(Items from a figure collection)
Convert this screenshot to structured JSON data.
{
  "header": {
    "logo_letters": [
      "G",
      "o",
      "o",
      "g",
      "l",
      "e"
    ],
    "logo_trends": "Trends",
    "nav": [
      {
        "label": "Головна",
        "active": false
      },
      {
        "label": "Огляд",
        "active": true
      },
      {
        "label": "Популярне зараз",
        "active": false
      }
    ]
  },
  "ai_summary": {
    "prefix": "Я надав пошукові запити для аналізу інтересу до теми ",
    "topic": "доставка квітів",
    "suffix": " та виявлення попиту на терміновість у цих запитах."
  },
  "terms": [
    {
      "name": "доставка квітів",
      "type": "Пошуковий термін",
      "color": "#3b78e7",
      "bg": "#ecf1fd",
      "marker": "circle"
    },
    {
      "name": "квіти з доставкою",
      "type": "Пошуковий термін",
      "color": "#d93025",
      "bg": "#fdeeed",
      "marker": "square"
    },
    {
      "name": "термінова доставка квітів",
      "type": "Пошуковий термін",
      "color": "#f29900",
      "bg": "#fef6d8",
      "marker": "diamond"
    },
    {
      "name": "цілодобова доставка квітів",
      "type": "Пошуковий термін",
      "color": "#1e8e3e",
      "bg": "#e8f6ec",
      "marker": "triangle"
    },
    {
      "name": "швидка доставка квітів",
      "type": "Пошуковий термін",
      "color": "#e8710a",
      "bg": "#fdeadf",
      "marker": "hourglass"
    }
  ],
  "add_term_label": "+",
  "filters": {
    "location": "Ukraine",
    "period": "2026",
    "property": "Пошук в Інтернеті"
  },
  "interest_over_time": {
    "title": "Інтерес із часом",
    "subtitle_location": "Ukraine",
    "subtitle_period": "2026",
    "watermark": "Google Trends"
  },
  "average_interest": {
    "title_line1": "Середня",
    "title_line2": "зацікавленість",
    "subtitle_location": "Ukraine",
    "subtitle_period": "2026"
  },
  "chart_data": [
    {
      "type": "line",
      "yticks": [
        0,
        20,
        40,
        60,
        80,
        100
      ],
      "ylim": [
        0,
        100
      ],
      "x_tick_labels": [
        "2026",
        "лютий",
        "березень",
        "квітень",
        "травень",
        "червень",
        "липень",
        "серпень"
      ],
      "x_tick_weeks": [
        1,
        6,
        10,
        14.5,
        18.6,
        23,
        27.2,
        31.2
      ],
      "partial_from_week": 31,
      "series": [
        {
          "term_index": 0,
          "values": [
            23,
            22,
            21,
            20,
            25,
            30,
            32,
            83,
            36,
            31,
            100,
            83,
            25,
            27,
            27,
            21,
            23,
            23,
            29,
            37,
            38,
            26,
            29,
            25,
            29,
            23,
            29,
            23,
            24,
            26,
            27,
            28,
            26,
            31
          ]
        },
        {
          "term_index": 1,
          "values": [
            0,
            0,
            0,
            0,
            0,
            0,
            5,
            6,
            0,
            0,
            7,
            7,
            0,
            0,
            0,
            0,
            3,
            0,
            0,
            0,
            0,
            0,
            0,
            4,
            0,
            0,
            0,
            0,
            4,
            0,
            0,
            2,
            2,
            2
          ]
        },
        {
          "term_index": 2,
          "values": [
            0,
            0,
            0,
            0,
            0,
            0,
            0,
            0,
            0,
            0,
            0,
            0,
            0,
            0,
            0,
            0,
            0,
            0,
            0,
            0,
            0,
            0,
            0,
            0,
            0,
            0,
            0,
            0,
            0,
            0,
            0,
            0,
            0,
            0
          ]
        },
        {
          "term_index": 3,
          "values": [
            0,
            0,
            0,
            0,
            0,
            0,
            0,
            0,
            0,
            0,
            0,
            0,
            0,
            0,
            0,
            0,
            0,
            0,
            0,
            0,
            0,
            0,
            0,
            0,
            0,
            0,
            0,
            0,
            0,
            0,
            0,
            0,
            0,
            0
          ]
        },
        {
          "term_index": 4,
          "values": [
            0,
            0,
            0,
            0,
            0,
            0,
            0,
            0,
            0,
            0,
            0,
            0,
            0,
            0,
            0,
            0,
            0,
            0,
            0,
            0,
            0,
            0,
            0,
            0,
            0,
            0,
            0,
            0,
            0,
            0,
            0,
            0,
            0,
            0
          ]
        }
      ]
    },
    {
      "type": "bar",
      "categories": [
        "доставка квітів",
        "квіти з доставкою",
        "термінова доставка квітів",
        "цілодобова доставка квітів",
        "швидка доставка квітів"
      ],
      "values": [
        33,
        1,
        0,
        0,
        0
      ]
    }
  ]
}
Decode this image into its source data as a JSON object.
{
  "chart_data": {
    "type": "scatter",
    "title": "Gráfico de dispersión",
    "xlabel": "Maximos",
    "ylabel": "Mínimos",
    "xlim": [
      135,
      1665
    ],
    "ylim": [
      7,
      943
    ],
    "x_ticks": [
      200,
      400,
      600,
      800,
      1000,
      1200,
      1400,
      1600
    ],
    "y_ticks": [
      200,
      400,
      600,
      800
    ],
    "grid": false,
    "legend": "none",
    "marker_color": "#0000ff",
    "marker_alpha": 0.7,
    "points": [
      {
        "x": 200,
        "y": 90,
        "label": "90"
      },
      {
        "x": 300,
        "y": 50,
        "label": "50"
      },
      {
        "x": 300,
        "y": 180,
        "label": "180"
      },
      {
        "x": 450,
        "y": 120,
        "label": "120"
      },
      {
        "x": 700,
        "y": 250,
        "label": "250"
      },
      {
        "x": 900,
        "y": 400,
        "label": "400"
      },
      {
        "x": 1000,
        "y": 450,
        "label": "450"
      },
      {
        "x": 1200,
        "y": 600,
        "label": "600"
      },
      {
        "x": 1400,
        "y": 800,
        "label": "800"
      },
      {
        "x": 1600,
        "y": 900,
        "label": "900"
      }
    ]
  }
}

**REQUIRED WORK**. Across all the entries, count the lines that contain the word "JSON" and give the number by itself.

**SOLUTION FOR THIS EXERCISE**. 2